§ **TASK DETAILS**:
Make an exact copy of the data below, leaving out every picture.

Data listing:

++++++++++++++++++++

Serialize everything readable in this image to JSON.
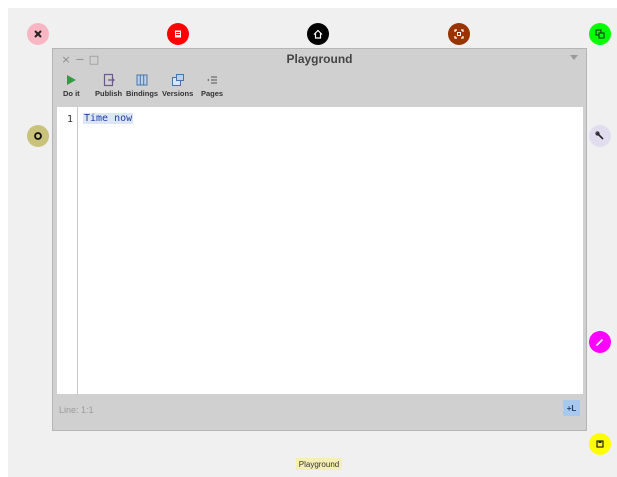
{
  "window": {
    "title": "Playground",
    "controls": {
      "close": "×",
      "minimize": "−",
      "maximize": "□"
    }
  },
  "toolbar": {
    "items": [
      {
        "label": "Do it",
        "icon": "play-icon"
      },
      {
        "label": "Publish",
        "icon": "publish-icon"
      },
      {
        "label": "Bindings",
        "icon": "bindings-icon"
      },
      {
        "label": "Versions",
        "icon": "versions-icon"
      },
      {
        "label": "Pages",
        "icon": "pages-icon"
      }
    ]
  },
  "editor": {
    "line_number": "1",
    "code": "Time now"
  },
  "status": {
    "position": "Line: 1:1",
    "toggle": "+L"
  },
  "taskbar": {
    "label": "Playground"
  },
  "halo": {
    "colors": {
      "close": "#f7b6c2",
      "menu": "#ff0000",
      "grab": "#000000",
      "drag": "#993300",
      "duplicate": "#00ff00",
      "inspect": "#e2dcef",
      "collapse": "#c9c27a",
      "recolor": "#ff00ff",
      "resize": "#ffff00"
    }
  }
}
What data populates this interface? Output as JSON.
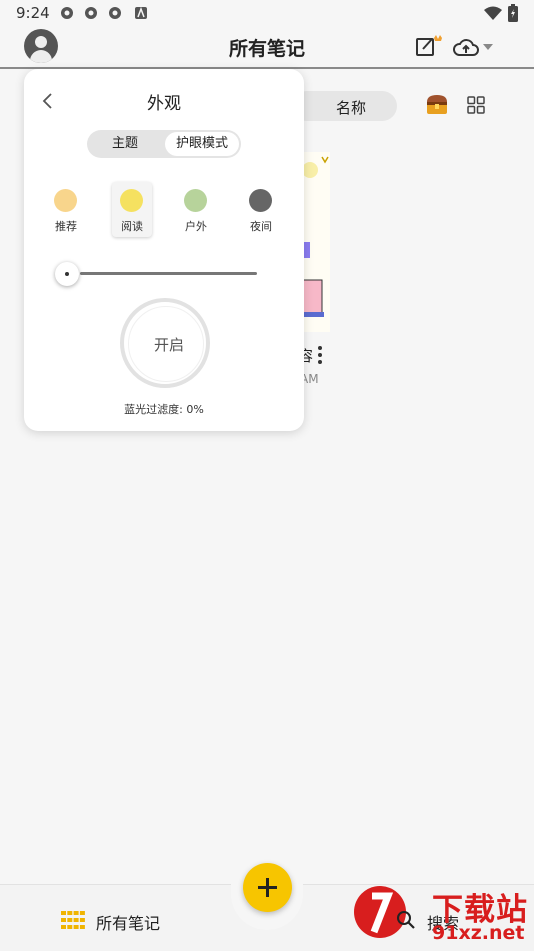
{
  "status_bar": {
    "time": "9:24"
  },
  "app_bar": {
    "title": "所有笔记"
  },
  "content": {
    "sort_label": "名称",
    "card_title_fragment": "容",
    "card_time_fragment": "AM"
  },
  "appearance_panel": {
    "title": "外观",
    "tabs": [
      {
        "label": "主题",
        "selected": false
      },
      {
        "label": "护眼模式",
        "selected": true
      }
    ],
    "modes": [
      {
        "label": "推荐",
        "color": "#f8d58c",
        "selected": false
      },
      {
        "label": "阅读",
        "color": "#f5e160",
        "selected": true
      },
      {
        "label": "户外",
        "color": "#b7d39b",
        "selected": false
      },
      {
        "label": "夜间",
        "color": "#666666",
        "selected": false
      }
    ],
    "slider_value": 0,
    "toggle_label": "开启",
    "blue_light_label": "蓝光过滤度: 0%"
  },
  "bottom_nav": {
    "all_notes_label": "所有笔记",
    "search_label": "搜索"
  },
  "watermark": {
    "word": "下载站",
    "url": "91xz.net"
  },
  "colors": {
    "accent": "#f7c500",
    "watermark": "#d81e1e"
  }
}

++++++++++++++++++++

§ **EXERCISE OUTPUT**:
Serialize everything readable in this image to JSON.
{
  "window": {
    "title": "Playground",
    "controls": {
      "close": "×",
      "minimize": "−",
      "maximize": "□"
    }
  },
  "toolbar": {
    "items": [
      {
        "label": "Do it",
        "icon": "play-icon"
      },
      {
        "label": "Publish",
        "icon": "publish-icon"
      },
      {
        "label": "Bindings",
        "icon": "bindings-icon"
      },
      {
        "label": "Versions",
        "icon": "versions-icon"
      },
      {
        "label": "Pages",
        "icon": "pages-icon"
      }
    ]
  },
  "editor": {
    "line_number": "1",
    "code": "Time now"
  },
  "status": {
    "position": "Line: 1:1",
    "toggle": "+L"
  },
  "taskbar": {
    "label": "Playground"
  },
  "halo": {
    "colors": {
      "close": "#f7b6c2",
      "menu": "#ff0000",
      "grab": "#000000",
      "drag": "#993300",
      "duplicate": "#00ff00",
      "inspect": "#e2dcef",
      "collapse": "#c9c27a",
      "recolor": "#ff00ff",
      "resize": "#ffff00"
    }
  }
}
What data populates this interface? Output as JSON.
{
  "status_bar": {
    "time": "9:24"
  },
  "app_bar": {
    "title": "所有笔记"
  },
  "content": {
    "sort_label": "名称",
    "card_title_fragment": "容",
    "card_time_fragment": "AM"
  },
  "appearance_panel": {
    "title": "外观",
    "tabs": [
      {
        "label": "主题",
        "selected": false
      },
      {
        "label": "护眼模式",
        "selected": true
      }
    ],
    "modes": [
      {
        "label": "推荐",
        "color": "#f8d58c",
        "selected": false
      },
      {
        "label": "阅读",
        "color": "#f5e160",
        "selected": true
      },
      {
        "label": "户外",
        "color": "#b7d39b",
        "selected": false
      },
      {
        "label": "夜间",
        "color": "#666666",
        "selected": false
      }
    ],
    "slider_value": 0,
    "toggle_label": "开启",
    "blue_light_label": "蓝光过滤度: 0%"
  },
  "bottom_nav": {
    "all_notes_label": "所有笔记",
    "search_label": "搜索"
  },
  "watermark": {
    "word": "下载站",
    "url": "91xz.net"
  },
  "colors": {
    "accent": "#f7c500",
    "watermark": "#d81e1e"
  }
}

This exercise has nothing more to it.